■ **Task prompt**: Copy nothing but the text: repeat each entry exactly and drop the images.

■ **Extracted information**:
>>>>>

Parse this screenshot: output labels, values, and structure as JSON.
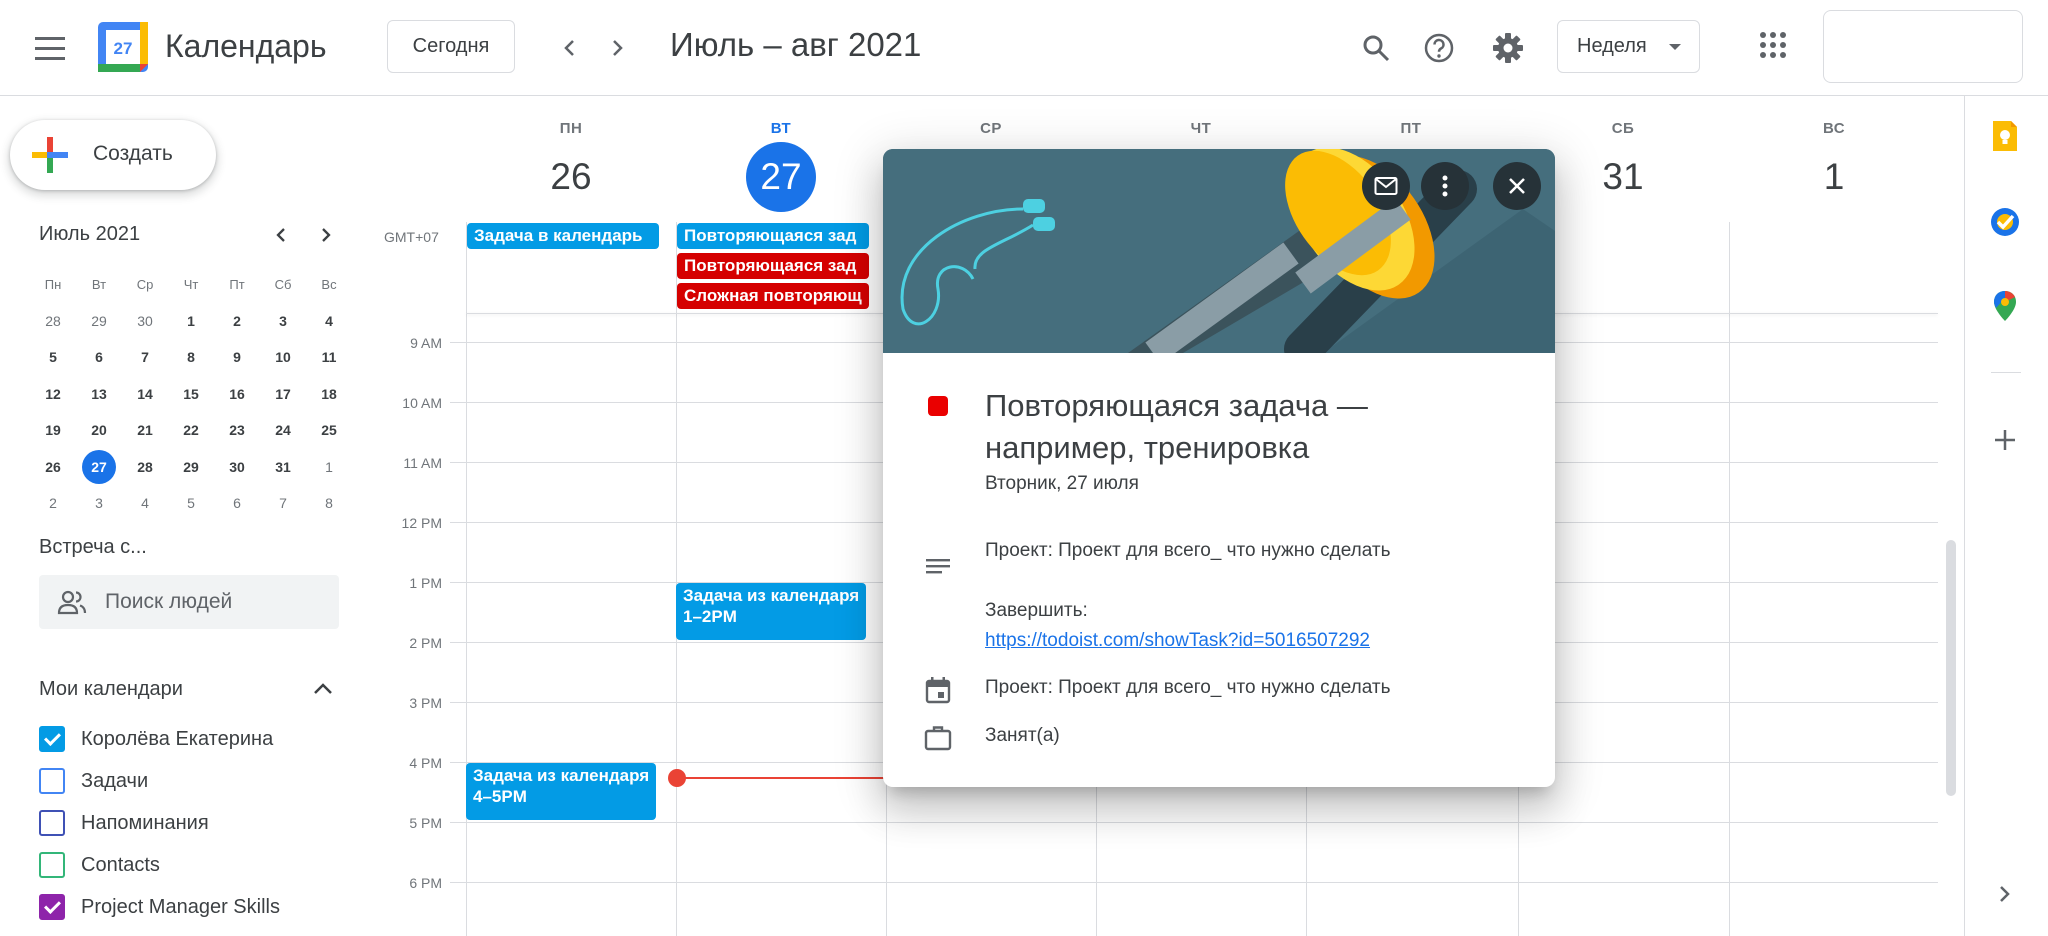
{
  "header": {
    "app_title": "Календарь",
    "logo_day": "27",
    "today_label": "Сегодня",
    "date_range": "Июль – авг 2021",
    "view_label": "Неделя"
  },
  "sidebar": {
    "create_label": "Создать",
    "mini_month": "Июль 2021",
    "weekday_heads": [
      "Пн",
      "Вт",
      "Ср",
      "Чт",
      "Пт",
      "Сб",
      "Вс"
    ],
    "weeks": [
      [
        "28",
        "29",
        "30",
        "1",
        "2",
        "3",
        "4"
      ],
      [
        "5",
        "6",
        "7",
        "8",
        "9",
        "10",
        "11"
      ],
      [
        "12",
        "13",
        "14",
        "15",
        "16",
        "17",
        "18"
      ],
      [
        "19",
        "20",
        "21",
        "22",
        "23",
        "24",
        "25"
      ],
      [
        "26",
        "27",
        "28",
        "29",
        "30",
        "31",
        "1"
      ],
      [
        "2",
        "3",
        "4",
        "5",
        "6",
        "7",
        "8"
      ]
    ],
    "meet_title": "Встреча с...",
    "people_search_placeholder": "Поиск людей",
    "my_calendars_title": "Мои календари",
    "calendars": [
      {
        "label": "Королёва Екатерина",
        "color": "#039be5",
        "checked": true
      },
      {
        "label": "Задачи",
        "color": "#4285f4",
        "checked": false
      },
      {
        "label": "Напоминания",
        "color": "#3f51b5",
        "checked": false
      },
      {
        "label": "Contacts",
        "color": "#33b679",
        "checked": false
      },
      {
        "label": "Project Manager Skills",
        "color": "#8e24aa",
        "checked": true
      }
    ]
  },
  "grid": {
    "timezone": "GMT+07",
    "days": [
      {
        "name": "ПН",
        "num": "26"
      },
      {
        "name": "ВТ",
        "num": "27"
      },
      {
        "name": "СР",
        "num": ""
      },
      {
        "name": "ЧТ",
        "num": ""
      },
      {
        "name": "ПТ",
        "num": ""
      },
      {
        "name": "СБ",
        "num": "31"
      },
      {
        "name": "ВС",
        "num": "1"
      }
    ],
    "hours": [
      "9 AM",
      "10 AM",
      "11 AM",
      "12 PM",
      "1 PM",
      "2 PM",
      "3 PM",
      "4 PM",
      "5 PM",
      "6 PM"
    ],
    "allday_events": [
      {
        "label": "Задача в календарь",
        "color": "#039be5"
      },
      {
        "label": "Повторяющаяся зад",
        "color": "#039be5"
      },
      {
        "label": "Повторяющаяся зад",
        "color": "#d50000"
      },
      {
        "label": "Сложная повторяющ",
        "color": "#d50000"
      }
    ],
    "timed_events": [
      {
        "title": "Задача из календаря",
        "time": "1–2PM"
      },
      {
        "title": "Задача из календаря",
        "time": "4–5PM"
      }
    ]
  },
  "popup": {
    "title": "Повторяющаяся задача — например, тренировка",
    "date": "Вторник, 27 июля",
    "description_project": "Проект: Проект для всего_ что нужно сделать",
    "complete_label": "Завершить:",
    "complete_link": "https://todoist.com/showTask?id=5016507292",
    "calendar_project": "Проект: Проект для всего_ что нужно сделать",
    "availability": "Занят(а)",
    "color": "#ea0000"
  }
}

<<<<<

■ **Right answer**:
Parse this screenshot: output labels, values, and structure as JSON.
{
  "header": {
    "app_title": "Календарь",
    "logo_day": "27",
    "today_label": "Сегодня",
    "date_range": "Июль – авг 2021",
    "view_label": "Неделя"
  },
  "sidebar": {
    "create_label": "Создать",
    "mini_month": "Июль 2021",
    "weekday_heads": [
      "Пн",
      "Вт",
      "Ср",
      "Чт",
      "Пт",
      "Сб",
      "Вс"
    ],
    "weeks": [
      [
        "28",
        "29",
        "30",
        "1",
        "2",
        "3",
        "4"
      ],
      [
        "5",
        "6",
        "7",
        "8",
        "9",
        "10",
        "11"
      ],
      [
        "12",
        "13",
        "14",
        "15",
        "16",
        "17",
        "18"
      ],
      [
        "19",
        "20",
        "21",
        "22",
        "23",
        "24",
        "25"
      ],
      [
        "26",
        "27",
        "28",
        "29",
        "30",
        "31",
        "1"
      ],
      [
        "2",
        "3",
        "4",
        "5",
        "6",
        "7",
        "8"
      ]
    ],
    "meet_title": "Встреча с...",
    "people_search_placeholder": "Поиск людей",
    "my_calendars_title": "Мои календари",
    "calendars": [
      {
        "label": "Королёва Екатерина",
        "color": "#039be5",
        "checked": true
      },
      {
        "label": "Задачи",
        "color": "#4285f4",
        "checked": false
      },
      {
        "label": "Напоминания",
        "color": "#3f51b5",
        "checked": false
      },
      {
        "label": "Contacts",
        "color": "#33b679",
        "checked": false
      },
      {
        "label": "Project Manager Skills",
        "color": "#8e24aa",
        "checked": true
      }
    ]
  },
  "grid": {
    "timezone": "GMT+07",
    "days": [
      {
        "name": "ПН",
        "num": "26"
      },
      {
        "name": "ВТ",
        "num": "27"
      },
      {
        "name": "СР",
        "num": ""
      },
      {
        "name": "ЧТ",
        "num": ""
      },
      {
        "name": "ПТ",
        "num": ""
      },
      {
        "name": "СБ",
        "num": "31"
      },
      {
        "name": "ВС",
        "num": "1"
      }
    ],
    "hours": [
      "9 AM",
      "10 AM",
      "11 AM",
      "12 PM",
      "1 PM",
      "2 PM",
      "3 PM",
      "4 PM",
      "5 PM",
      "6 PM"
    ],
    "allday_events": [
      {
        "label": "Задача в календарь",
        "color": "#039be5"
      },
      {
        "label": "Повторяющаяся зад",
        "color": "#039be5"
      },
      {
        "label": "Повторяющаяся зад",
        "color": "#d50000"
      },
      {
        "label": "Сложная повторяющ",
        "color": "#d50000"
      }
    ],
    "timed_events": [
      {
        "title": "Задача из календаря",
        "time": "1–2PM"
      },
      {
        "title": "Задача из календаря",
        "time": "4–5PM"
      }
    ]
  },
  "popup": {
    "title": "Повторяющаяся задача — например, тренировка",
    "date": "Вторник, 27 июля",
    "description_project": "Проект: Проект для всего_ что нужно сделать",
    "complete_label": "Завершить:",
    "complete_link": "https://todoist.com/showTask?id=5016507292",
    "calendar_project": "Проект: Проект для всего_ что нужно сделать",
    "availability": "Занят(а)",
    "color": "#ea0000"
  }
}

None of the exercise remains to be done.